What to produce:
Records follow. Select each line holding "Frequency".

Data excerpts
════════════════════
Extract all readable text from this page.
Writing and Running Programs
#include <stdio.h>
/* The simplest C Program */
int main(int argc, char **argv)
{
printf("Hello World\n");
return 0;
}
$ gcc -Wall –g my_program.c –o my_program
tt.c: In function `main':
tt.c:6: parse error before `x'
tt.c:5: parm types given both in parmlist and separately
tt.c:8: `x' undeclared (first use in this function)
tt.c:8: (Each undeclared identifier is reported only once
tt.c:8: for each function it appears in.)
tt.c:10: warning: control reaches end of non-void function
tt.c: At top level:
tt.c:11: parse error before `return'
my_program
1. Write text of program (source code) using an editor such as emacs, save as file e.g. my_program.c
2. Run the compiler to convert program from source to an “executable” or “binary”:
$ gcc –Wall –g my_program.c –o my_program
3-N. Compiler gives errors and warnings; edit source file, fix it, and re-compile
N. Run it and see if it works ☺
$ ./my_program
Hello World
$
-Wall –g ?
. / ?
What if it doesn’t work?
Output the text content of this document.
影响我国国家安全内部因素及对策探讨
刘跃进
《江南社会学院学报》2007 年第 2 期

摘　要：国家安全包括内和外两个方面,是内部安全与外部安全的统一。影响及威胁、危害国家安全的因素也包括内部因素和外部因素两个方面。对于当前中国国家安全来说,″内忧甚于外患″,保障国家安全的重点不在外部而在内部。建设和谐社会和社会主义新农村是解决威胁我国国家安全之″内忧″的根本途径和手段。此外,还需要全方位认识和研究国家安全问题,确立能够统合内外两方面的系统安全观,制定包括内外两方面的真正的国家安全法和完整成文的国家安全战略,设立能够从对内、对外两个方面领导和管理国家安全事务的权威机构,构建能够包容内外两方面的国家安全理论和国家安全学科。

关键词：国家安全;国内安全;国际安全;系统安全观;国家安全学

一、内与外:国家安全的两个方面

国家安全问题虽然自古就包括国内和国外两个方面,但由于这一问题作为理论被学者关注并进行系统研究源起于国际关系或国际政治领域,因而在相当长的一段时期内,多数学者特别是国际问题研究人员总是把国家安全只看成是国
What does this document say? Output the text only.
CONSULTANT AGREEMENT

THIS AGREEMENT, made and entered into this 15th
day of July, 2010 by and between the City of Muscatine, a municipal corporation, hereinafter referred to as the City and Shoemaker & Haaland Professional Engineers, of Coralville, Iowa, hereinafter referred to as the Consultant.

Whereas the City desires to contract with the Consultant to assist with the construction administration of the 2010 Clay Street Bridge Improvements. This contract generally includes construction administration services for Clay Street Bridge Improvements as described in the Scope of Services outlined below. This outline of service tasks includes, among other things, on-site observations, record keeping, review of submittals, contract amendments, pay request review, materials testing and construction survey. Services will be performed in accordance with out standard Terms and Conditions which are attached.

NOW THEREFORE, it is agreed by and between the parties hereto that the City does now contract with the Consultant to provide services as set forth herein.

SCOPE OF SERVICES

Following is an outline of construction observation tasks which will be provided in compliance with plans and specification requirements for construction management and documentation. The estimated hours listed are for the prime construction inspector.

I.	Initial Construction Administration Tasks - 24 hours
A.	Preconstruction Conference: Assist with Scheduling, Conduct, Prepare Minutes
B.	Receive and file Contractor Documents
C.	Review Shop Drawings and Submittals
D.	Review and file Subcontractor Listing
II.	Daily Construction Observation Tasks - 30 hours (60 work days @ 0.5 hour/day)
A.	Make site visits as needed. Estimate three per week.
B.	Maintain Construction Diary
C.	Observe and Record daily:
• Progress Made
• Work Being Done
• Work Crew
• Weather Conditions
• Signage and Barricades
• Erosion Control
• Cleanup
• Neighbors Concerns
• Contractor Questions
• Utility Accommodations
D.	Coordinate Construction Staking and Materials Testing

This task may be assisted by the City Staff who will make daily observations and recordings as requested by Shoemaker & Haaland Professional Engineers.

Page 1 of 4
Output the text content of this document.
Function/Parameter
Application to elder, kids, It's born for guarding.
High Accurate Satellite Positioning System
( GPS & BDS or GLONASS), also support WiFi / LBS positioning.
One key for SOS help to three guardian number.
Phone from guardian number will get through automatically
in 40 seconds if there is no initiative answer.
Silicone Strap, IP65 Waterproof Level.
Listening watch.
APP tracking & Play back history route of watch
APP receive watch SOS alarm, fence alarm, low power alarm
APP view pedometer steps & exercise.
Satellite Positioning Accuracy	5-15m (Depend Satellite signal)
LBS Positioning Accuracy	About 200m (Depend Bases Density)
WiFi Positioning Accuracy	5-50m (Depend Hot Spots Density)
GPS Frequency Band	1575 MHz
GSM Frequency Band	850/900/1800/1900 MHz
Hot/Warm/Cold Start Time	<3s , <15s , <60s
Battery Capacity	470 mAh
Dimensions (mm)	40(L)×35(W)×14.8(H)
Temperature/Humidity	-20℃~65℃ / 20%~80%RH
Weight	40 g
════════════════════
Exercise response:
GPS Frequency Band	1575 MHz
GSM Frequency Band	850/900/1800/1900 MHz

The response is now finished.